▸ **YOUR TASK**: Return a copy of every line in the records that includes the word "Underwriting".

━━━ EXTRACTED DATA ━━━

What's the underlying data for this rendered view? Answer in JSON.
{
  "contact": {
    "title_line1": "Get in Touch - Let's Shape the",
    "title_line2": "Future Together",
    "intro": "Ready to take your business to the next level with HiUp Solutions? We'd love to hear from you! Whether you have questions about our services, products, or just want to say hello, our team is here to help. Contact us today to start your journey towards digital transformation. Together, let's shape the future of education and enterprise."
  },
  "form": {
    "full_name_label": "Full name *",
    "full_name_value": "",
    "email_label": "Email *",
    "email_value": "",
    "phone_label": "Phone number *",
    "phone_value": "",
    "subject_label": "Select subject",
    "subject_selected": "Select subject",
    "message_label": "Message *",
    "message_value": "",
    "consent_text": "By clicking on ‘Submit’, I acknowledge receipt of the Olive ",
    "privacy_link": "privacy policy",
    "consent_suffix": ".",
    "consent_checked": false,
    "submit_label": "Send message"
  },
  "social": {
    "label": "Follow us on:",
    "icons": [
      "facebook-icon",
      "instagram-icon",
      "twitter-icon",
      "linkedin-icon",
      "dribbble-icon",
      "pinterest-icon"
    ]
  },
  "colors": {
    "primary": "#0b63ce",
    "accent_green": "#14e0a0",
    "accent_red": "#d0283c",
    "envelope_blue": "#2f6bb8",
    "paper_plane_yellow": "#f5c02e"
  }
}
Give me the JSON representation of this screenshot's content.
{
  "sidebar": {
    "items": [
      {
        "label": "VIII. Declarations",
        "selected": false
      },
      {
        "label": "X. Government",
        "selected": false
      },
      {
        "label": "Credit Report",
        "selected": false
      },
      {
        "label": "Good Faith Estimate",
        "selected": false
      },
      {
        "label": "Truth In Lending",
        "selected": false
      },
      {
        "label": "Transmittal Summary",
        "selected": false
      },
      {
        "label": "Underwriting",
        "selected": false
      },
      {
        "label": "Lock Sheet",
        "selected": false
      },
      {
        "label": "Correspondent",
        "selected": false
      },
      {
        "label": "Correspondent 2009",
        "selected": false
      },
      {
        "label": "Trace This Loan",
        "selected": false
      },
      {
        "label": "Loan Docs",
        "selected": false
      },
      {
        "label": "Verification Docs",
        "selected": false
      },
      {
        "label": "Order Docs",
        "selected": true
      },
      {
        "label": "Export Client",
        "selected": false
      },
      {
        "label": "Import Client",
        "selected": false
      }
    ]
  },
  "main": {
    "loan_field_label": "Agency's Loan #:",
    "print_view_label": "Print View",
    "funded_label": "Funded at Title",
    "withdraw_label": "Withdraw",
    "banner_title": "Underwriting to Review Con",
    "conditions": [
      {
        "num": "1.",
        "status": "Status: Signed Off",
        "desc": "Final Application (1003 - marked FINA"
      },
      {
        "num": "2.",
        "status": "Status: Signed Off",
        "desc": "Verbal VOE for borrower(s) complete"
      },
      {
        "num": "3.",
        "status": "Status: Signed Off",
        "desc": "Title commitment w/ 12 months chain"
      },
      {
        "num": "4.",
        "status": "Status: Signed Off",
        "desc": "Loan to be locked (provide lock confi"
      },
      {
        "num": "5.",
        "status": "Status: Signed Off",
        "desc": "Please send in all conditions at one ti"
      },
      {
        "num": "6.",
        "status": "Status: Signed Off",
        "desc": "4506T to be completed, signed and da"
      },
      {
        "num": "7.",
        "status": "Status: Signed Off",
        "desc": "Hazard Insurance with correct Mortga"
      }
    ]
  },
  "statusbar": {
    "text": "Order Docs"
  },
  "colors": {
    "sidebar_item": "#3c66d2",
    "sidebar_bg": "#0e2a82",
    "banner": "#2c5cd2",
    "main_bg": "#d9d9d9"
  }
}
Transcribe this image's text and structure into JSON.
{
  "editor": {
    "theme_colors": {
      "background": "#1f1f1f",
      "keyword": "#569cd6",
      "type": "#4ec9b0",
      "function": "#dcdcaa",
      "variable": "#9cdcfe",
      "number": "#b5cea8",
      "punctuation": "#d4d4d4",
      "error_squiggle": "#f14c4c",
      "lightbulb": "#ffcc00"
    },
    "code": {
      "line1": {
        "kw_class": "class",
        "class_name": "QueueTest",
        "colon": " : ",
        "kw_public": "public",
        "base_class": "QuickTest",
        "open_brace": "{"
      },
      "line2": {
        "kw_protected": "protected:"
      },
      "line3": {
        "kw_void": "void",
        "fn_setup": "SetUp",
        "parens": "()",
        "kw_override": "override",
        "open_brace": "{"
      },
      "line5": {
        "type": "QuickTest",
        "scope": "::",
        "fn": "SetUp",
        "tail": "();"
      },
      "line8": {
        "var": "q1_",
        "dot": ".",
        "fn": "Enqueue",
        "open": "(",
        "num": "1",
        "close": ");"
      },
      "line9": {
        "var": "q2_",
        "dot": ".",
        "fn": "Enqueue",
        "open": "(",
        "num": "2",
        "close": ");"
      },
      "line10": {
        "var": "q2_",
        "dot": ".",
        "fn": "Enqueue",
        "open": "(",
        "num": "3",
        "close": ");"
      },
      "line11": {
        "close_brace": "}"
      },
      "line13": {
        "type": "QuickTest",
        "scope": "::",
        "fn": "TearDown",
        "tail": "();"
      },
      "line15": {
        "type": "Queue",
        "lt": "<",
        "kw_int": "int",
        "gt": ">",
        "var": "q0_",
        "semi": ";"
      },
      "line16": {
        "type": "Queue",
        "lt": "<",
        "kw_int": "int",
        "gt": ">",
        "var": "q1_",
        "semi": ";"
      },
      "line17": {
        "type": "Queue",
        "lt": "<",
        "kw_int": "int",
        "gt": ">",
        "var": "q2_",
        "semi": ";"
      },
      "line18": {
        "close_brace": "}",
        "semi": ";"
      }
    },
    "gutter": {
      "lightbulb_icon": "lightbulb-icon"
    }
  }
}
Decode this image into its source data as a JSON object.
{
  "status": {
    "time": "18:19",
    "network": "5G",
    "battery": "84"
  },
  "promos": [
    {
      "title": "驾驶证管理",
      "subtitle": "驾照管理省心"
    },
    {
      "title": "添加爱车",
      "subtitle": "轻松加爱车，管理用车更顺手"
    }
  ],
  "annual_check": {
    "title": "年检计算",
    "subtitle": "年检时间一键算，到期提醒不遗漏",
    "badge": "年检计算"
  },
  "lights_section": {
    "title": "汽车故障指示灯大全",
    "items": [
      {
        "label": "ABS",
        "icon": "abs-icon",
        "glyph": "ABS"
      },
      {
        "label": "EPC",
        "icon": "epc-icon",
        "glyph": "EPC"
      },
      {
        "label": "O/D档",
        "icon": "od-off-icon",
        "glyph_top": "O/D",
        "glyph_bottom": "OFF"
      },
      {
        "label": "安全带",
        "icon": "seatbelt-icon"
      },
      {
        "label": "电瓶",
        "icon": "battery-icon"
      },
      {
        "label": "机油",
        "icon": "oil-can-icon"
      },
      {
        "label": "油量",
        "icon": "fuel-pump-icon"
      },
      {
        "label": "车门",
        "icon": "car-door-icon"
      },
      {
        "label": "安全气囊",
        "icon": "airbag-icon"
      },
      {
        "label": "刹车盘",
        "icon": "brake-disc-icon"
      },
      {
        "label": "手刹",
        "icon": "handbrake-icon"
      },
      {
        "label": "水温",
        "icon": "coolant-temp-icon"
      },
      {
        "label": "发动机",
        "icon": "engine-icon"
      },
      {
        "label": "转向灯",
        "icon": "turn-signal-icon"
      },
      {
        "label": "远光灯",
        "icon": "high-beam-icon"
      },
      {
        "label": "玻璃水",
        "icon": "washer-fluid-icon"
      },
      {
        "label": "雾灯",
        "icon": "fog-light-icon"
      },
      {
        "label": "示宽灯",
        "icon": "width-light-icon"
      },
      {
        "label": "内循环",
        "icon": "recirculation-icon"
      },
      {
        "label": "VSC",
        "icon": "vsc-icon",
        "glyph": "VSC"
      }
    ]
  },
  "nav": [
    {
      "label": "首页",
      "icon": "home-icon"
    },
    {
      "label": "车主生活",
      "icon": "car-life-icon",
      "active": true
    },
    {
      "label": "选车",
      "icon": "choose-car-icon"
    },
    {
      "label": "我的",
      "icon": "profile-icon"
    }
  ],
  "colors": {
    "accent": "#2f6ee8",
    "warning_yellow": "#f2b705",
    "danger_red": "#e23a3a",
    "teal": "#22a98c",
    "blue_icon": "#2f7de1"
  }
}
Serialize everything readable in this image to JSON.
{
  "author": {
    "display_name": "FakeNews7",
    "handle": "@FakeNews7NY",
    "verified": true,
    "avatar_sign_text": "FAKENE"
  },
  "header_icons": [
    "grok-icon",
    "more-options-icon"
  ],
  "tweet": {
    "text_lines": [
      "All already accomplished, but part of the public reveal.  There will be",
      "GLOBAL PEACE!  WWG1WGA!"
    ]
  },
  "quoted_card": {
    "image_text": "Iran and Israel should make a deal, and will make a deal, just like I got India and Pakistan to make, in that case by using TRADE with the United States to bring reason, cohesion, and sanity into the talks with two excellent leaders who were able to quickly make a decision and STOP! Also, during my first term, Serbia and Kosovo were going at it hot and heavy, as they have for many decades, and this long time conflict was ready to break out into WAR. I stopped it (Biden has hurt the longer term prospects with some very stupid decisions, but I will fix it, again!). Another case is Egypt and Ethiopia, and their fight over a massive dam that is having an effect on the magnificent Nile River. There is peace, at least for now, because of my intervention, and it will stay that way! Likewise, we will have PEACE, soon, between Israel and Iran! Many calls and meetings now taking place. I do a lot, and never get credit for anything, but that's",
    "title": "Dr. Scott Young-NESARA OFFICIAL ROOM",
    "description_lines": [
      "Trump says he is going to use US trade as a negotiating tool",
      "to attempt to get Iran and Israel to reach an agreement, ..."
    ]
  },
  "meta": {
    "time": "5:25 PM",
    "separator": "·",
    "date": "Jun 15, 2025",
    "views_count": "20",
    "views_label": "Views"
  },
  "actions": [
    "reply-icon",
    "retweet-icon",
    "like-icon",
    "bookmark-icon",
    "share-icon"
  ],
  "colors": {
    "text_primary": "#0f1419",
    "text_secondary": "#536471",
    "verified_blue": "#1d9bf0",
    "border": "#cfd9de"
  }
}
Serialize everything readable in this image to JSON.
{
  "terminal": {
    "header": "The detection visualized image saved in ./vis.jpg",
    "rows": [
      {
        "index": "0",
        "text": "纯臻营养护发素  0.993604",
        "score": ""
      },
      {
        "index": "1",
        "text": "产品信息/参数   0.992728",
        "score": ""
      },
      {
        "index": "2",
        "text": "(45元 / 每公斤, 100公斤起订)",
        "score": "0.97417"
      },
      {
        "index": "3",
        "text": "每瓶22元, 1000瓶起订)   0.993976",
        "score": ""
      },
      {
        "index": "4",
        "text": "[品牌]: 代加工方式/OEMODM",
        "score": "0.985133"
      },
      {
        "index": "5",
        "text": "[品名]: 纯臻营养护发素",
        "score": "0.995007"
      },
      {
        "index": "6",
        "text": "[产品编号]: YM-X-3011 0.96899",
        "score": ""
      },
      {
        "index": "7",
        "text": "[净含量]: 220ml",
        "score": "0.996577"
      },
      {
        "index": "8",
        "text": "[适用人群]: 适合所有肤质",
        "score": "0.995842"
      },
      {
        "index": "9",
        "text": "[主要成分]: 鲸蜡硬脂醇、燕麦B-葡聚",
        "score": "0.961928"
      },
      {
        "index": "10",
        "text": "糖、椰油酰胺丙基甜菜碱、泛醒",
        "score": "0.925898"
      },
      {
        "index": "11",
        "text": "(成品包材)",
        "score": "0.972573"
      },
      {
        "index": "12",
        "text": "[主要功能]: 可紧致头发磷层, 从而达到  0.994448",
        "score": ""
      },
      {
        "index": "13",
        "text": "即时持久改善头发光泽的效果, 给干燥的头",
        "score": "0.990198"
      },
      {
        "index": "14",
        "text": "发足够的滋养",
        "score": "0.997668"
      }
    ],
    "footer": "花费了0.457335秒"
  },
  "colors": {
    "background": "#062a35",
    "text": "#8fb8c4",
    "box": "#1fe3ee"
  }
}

━━━

▸ **RESULT OF THIS TASK**:
        "label": "Underwriting",
    "banner_title": "Underwriting to Review Con",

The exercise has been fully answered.